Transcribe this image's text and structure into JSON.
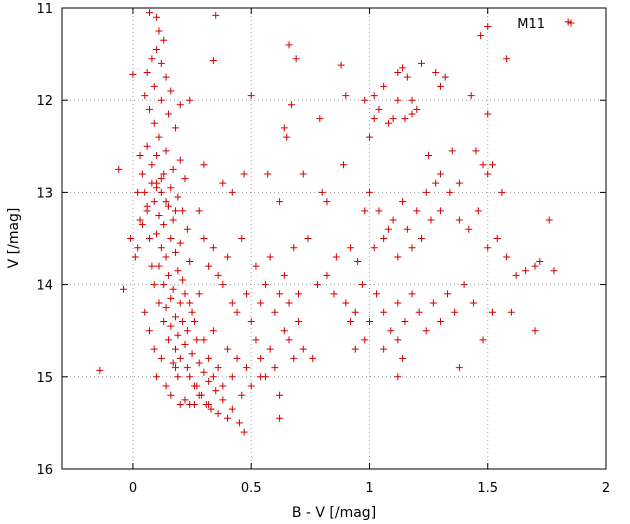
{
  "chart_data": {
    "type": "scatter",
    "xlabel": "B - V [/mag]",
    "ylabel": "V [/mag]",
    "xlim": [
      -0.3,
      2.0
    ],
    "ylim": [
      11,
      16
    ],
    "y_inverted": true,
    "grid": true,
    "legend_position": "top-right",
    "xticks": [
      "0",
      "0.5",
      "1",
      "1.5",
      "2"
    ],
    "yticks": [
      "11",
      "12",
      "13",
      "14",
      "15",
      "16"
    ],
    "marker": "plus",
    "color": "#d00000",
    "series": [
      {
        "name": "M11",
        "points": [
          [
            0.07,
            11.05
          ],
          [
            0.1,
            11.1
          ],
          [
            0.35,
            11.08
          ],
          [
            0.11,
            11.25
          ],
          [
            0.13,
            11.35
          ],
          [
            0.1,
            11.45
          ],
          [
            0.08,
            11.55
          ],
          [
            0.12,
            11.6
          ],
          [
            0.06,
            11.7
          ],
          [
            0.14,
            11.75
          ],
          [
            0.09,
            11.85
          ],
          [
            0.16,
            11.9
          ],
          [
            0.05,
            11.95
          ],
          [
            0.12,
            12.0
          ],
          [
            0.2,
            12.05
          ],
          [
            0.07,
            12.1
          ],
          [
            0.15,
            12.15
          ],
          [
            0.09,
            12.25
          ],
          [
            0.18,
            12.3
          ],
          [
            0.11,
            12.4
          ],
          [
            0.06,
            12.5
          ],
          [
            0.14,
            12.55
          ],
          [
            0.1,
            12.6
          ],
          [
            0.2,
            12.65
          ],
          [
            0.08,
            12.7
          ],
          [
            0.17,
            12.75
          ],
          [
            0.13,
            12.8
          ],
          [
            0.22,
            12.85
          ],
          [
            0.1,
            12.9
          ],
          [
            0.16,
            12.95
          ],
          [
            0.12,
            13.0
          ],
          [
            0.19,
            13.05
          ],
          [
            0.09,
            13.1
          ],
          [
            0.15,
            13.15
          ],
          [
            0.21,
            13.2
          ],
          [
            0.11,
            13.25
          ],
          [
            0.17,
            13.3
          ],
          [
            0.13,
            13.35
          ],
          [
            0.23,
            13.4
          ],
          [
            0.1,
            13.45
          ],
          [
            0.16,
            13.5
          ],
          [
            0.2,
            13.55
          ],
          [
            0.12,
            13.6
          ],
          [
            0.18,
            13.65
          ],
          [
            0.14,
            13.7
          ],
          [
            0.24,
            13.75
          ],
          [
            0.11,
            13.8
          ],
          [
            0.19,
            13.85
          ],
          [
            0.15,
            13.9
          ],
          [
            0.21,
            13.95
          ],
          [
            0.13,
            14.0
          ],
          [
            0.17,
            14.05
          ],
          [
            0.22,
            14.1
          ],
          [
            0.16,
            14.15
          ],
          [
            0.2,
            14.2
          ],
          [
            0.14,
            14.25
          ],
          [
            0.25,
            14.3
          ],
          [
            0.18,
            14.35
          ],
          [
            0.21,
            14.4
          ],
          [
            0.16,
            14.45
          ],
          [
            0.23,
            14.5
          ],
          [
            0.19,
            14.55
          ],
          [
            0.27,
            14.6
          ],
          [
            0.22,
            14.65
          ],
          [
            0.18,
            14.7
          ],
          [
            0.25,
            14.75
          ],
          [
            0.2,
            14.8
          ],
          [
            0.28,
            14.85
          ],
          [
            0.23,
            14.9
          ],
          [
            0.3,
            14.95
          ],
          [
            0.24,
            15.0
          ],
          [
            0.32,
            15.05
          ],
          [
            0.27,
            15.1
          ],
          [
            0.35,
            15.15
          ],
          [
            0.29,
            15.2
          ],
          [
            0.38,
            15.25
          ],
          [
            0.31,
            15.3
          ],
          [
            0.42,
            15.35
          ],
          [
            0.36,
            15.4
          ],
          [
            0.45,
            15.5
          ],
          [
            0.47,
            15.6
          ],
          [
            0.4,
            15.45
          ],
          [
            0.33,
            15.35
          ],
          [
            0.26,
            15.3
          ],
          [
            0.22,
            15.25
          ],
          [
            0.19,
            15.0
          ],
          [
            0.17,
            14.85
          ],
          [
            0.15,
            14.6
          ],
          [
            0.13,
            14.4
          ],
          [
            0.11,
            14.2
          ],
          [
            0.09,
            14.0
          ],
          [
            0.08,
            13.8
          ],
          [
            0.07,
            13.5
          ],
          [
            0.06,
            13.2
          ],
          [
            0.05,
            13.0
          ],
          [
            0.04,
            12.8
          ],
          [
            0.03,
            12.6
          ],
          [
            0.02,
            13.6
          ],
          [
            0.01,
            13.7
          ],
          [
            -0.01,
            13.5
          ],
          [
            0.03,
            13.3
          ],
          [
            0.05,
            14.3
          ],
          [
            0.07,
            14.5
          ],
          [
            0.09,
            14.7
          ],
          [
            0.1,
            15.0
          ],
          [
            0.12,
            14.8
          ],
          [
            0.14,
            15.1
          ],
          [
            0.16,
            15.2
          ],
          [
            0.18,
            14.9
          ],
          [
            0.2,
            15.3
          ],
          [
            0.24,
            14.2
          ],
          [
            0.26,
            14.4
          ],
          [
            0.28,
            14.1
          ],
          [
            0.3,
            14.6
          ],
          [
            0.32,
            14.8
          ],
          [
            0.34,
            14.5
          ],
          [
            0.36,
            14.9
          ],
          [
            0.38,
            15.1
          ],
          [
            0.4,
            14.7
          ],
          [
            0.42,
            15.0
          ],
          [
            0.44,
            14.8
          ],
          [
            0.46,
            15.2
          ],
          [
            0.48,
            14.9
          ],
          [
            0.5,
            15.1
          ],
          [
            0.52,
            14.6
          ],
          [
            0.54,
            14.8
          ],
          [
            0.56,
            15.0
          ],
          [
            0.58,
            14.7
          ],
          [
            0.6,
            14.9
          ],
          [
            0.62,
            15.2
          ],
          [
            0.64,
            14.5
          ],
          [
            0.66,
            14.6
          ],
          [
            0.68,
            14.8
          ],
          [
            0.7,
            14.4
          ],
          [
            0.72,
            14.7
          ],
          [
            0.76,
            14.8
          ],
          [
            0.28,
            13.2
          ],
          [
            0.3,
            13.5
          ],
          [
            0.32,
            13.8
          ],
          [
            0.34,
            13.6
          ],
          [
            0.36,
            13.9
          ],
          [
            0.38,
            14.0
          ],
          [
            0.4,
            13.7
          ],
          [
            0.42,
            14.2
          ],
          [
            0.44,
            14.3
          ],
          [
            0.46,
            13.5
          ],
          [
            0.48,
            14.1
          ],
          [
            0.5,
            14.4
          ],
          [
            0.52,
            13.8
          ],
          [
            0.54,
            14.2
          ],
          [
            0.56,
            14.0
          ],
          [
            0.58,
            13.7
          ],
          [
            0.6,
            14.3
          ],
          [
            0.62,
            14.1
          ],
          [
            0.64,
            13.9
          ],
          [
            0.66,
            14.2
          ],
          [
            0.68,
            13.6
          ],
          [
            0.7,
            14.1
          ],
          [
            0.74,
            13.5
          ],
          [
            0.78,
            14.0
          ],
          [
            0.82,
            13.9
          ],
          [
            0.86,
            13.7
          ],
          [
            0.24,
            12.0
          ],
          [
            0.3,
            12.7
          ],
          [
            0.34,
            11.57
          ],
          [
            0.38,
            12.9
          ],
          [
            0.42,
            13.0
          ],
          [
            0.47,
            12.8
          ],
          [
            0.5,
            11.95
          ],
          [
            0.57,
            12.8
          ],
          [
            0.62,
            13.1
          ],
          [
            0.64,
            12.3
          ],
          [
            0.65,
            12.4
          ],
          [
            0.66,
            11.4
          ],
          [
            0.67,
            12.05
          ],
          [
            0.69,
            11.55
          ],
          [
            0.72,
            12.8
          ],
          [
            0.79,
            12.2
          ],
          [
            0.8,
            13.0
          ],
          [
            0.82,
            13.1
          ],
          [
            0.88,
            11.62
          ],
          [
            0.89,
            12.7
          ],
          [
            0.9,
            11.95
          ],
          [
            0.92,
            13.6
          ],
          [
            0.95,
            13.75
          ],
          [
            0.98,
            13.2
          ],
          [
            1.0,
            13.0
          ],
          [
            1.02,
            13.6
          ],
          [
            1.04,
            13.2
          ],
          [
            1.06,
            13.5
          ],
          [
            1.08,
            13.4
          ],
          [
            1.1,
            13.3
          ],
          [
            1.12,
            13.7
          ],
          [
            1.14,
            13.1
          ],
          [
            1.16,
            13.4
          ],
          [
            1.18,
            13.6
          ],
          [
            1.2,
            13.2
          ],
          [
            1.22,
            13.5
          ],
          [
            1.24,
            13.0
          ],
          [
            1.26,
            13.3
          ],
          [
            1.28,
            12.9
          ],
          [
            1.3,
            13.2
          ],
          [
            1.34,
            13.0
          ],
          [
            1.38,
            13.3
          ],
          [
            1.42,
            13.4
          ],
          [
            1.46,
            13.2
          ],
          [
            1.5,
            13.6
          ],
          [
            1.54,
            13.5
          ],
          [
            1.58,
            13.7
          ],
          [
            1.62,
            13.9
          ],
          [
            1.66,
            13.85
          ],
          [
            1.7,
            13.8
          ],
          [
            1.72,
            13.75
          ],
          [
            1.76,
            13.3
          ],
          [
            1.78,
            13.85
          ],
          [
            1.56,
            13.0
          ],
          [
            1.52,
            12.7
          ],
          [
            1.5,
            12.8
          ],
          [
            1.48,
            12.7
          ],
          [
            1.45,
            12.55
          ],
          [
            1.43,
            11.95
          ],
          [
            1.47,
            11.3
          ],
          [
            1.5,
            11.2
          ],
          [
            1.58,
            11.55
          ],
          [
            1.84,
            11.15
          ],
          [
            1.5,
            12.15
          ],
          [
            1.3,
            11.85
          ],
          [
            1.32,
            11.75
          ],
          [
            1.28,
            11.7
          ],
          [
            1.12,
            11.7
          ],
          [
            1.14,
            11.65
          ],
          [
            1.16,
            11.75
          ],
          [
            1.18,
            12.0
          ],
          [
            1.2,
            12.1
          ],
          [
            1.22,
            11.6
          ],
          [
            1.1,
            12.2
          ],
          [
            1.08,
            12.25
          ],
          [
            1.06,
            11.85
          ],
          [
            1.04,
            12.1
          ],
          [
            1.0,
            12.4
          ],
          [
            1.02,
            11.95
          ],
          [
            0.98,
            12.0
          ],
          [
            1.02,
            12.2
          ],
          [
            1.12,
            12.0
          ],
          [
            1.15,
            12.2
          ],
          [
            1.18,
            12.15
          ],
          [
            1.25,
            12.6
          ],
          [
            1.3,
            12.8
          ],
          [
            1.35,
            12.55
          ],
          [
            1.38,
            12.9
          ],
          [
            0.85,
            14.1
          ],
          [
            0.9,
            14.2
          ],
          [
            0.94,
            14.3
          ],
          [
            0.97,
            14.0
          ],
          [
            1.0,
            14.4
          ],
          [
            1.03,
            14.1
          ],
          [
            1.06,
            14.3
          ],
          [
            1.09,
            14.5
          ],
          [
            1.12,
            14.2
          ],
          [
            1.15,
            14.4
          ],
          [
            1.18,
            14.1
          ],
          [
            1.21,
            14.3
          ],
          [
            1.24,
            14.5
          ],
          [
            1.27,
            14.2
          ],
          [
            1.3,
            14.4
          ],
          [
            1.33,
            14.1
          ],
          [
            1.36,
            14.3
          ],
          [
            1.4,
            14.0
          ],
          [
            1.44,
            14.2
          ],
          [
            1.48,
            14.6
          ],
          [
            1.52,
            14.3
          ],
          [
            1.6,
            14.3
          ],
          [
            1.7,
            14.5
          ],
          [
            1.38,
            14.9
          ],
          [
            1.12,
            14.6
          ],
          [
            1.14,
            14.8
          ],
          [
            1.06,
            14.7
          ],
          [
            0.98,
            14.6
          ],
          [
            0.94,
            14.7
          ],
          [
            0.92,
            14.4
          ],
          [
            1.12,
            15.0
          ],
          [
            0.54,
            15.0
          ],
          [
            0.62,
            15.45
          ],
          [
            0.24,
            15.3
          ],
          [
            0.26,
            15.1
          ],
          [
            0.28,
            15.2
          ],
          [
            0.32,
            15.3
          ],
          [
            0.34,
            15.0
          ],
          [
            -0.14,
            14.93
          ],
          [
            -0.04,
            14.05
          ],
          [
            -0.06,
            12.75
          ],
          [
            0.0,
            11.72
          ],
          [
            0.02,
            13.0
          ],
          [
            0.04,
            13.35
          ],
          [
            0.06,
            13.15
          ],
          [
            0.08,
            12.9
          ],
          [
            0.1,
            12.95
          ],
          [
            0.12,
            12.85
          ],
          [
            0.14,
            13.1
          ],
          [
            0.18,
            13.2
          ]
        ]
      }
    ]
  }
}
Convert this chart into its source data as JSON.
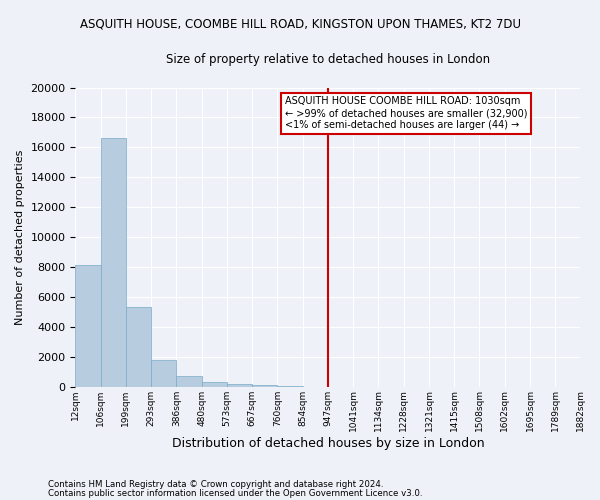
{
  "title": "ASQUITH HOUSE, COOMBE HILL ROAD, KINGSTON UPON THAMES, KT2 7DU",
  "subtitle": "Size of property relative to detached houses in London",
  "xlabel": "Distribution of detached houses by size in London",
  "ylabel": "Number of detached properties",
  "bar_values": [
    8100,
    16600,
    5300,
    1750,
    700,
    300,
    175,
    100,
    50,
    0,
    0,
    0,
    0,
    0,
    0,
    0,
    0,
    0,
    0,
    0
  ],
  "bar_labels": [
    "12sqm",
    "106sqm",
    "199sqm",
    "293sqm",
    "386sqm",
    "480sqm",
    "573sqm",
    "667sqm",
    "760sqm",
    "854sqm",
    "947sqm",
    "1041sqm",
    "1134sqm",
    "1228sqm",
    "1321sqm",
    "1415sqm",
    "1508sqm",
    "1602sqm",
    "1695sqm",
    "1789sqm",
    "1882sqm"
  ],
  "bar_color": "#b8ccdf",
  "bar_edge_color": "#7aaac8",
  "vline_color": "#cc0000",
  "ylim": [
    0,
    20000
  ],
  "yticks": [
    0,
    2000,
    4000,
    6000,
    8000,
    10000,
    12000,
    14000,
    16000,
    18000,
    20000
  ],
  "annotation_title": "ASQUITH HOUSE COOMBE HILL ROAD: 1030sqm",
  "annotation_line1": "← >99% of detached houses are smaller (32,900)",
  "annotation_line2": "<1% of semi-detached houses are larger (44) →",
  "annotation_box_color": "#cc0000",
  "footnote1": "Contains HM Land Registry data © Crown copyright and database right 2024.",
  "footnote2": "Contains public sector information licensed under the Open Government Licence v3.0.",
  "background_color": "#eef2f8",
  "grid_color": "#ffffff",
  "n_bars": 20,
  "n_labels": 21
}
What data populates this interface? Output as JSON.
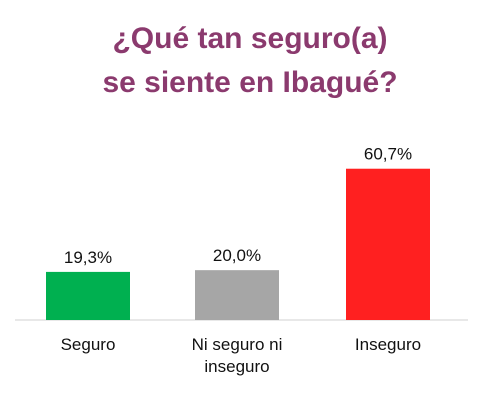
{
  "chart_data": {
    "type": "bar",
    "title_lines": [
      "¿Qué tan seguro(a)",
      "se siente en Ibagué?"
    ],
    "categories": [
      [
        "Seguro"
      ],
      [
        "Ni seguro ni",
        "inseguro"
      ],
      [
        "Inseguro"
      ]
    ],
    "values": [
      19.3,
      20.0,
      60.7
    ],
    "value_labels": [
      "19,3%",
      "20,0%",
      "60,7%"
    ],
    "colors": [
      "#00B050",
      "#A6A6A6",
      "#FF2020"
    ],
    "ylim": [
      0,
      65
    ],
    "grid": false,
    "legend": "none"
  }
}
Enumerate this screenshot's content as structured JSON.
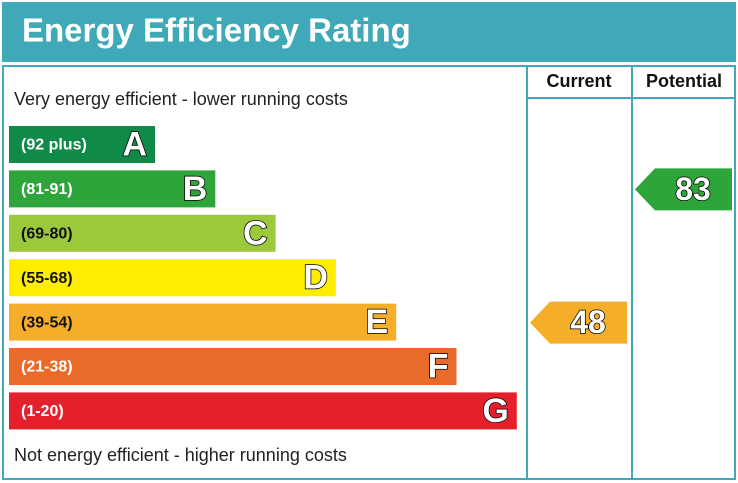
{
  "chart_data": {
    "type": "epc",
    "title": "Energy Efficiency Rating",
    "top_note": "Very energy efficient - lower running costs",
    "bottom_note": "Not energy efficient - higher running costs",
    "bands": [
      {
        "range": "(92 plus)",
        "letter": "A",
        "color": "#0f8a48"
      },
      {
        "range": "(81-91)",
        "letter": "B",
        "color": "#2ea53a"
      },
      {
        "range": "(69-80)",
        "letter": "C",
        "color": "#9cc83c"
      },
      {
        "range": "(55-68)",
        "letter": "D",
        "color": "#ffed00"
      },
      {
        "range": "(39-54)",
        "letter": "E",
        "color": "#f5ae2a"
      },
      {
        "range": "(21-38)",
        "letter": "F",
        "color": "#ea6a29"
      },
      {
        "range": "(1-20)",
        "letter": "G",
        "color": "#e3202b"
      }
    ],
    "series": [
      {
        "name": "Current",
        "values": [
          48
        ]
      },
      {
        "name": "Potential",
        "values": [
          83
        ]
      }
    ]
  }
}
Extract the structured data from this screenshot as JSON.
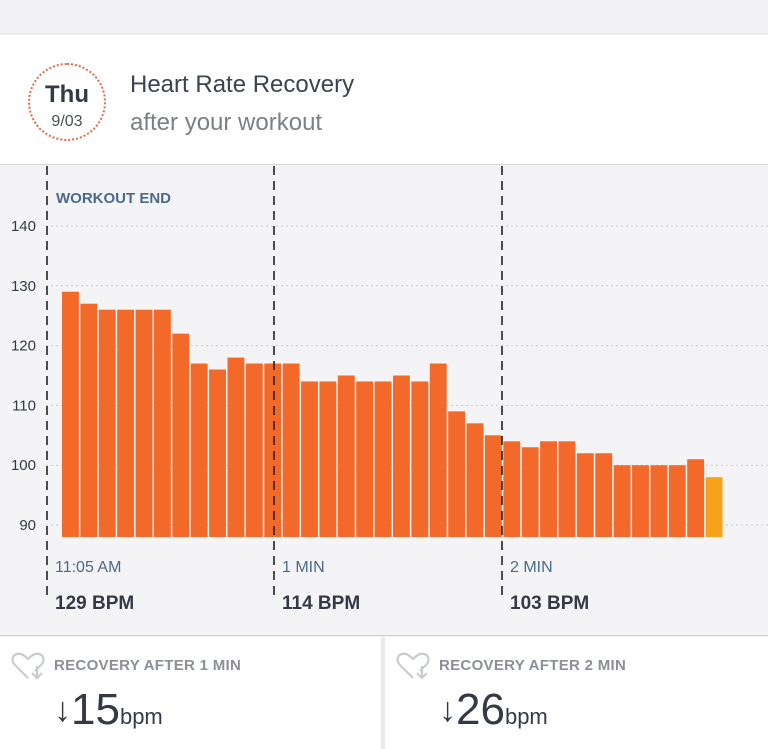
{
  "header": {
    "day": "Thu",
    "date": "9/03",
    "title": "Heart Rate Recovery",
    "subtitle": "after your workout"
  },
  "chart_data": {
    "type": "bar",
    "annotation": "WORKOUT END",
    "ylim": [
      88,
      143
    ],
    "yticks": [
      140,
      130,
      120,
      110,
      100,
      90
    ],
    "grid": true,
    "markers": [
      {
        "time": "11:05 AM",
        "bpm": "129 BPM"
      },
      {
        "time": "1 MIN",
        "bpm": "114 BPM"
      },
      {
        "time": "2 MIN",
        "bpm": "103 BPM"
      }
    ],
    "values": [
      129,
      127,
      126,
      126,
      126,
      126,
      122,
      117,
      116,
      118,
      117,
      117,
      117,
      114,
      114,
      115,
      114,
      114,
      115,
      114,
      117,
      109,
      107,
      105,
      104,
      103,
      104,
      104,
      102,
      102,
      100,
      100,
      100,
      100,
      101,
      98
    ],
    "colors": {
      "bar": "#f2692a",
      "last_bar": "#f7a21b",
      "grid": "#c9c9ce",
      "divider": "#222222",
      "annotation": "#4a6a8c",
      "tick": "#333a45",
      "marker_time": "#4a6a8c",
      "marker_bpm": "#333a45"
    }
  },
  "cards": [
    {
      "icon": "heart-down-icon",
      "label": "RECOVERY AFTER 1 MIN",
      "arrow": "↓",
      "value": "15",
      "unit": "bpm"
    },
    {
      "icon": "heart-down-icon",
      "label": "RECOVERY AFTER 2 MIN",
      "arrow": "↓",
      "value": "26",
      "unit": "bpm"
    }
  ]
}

● ● ● ● ●

» **TO BE DONE**: What is the number of lines above that contain the string "London"? Answer with the number alone.

» **WRITTEN RESPONSE**: 2